(begin)

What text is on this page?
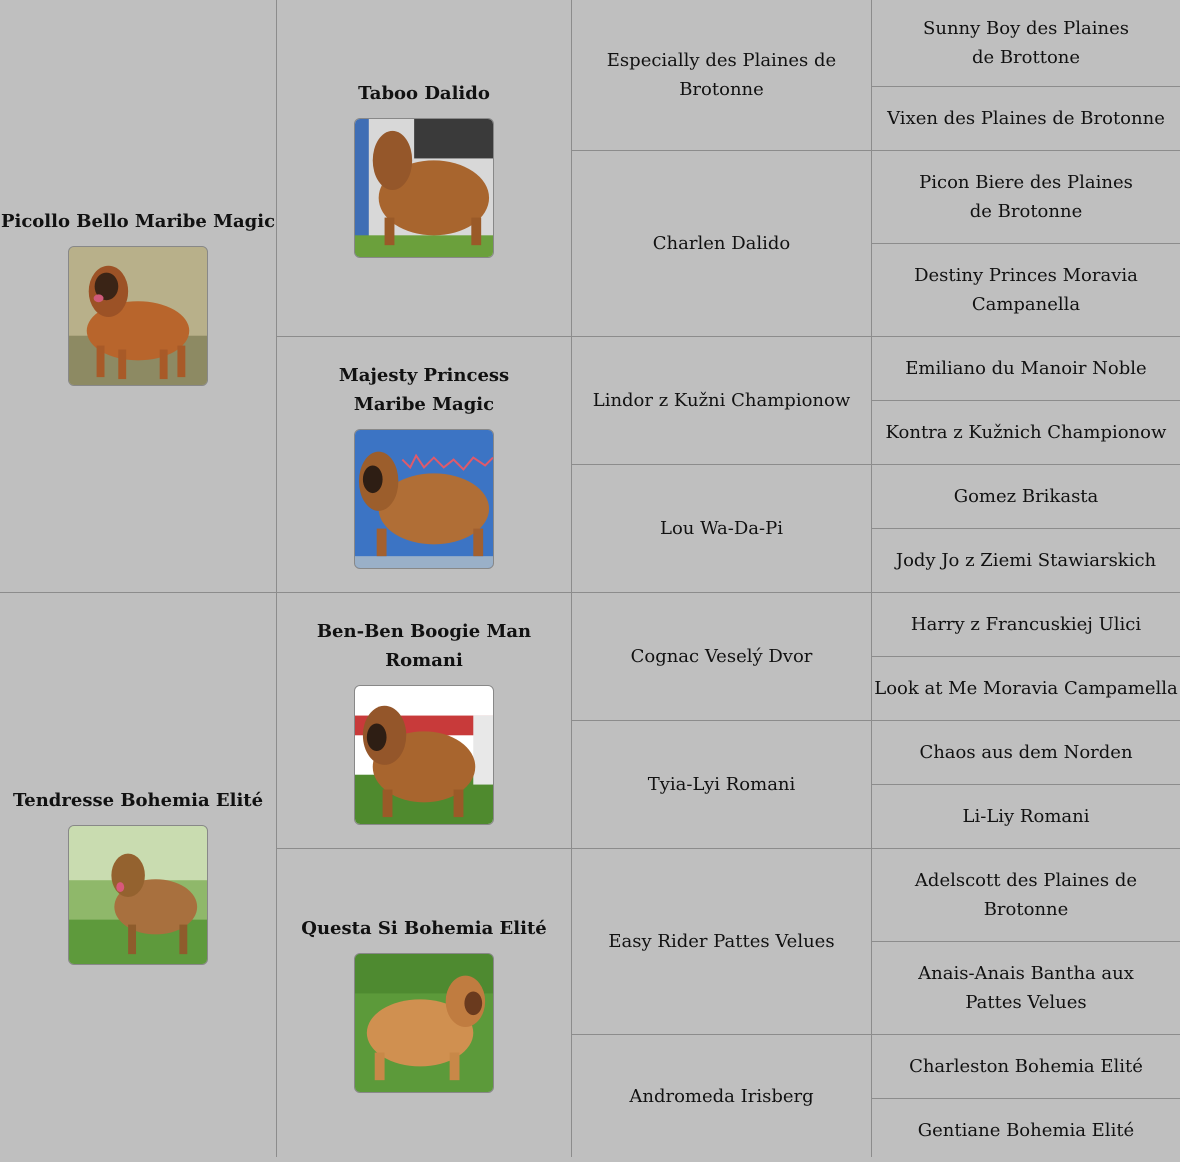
Picollo Bello Maribe Magic
Tendresse Bohemia Elité
Taboo Dalido
Majesty Princess Maribe Magic
Ben-Ben Boogie Man Romani
Questa Si Bohemia Elité
Especially des Plaines de Brotonne
Charlen Dalido
Lindor z Kužni Championow
Lou Wa-Da-Pi
Cognac Veselý Dvor
Tyia-Lyi Romani
Easy Rider Pattes Velues
Andromeda Irisberg
Sunny Boy des Plaines de Brottone
Vixen des Plaines de Brotonne
Picon Biere des Plaines de Brotonne
Destiny Princes Moravia Campanella
Emiliano du Manoir Noble
Kontra z Kužnich Championow
Gomez Brikasta
Jody Jo z Ziemi Stawiarskich
Harry z Francuskiej Ulici
Look at Me Moravia Campamella
Chaos aus dem Norden
Li-Liy Romani
Adelscott des Plaines de Brotonne
Anais-Anais Bantha aux Pattes Velues
Charleston Bohemia Elité
Gentiane Bohemia Elité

(end)

▶ [To be done] Your job is to transcribe the entries above exactly; skip the pictures.

▶ [Answer]
What text is on this page?
Picollo Bello Maribe Magic
Tendresse Bohemia Elité
Taboo Dalido
Majesty Princess Maribe Magic
Ben-Ben Boogie Man Romani
Questa Si Bohemia Elité
Especially des Plaines de Brotonne
Charlen Dalido
Lindor z Kužni Championow
Lou Wa-Da-Pi
Cognac Veselý Dvor
Tyia-Lyi Romani
Easy Rider Pattes Velues
Andromeda Irisberg
Sunny Boy des Plaines de Brottone
Vixen des Plaines de Brotonne
Picon Biere des Plaines de Brotonne
Destiny Princes Moravia Campanella
Emiliano du Manoir Noble
Kontra z Kužnich Championow
Gomez Brikasta
Jody Jo z Ziemi Stawiarskich
Harry z Francuskiej Ulici
Look at Me Moravia Campamella
Chaos aus dem Norden
Li-Liy Romani
Adelscott des Plaines de Brotonne
Anais-Anais Bantha aux Pattes Velues
Charleston Bohemia Elité
Gentiane Bohemia Elité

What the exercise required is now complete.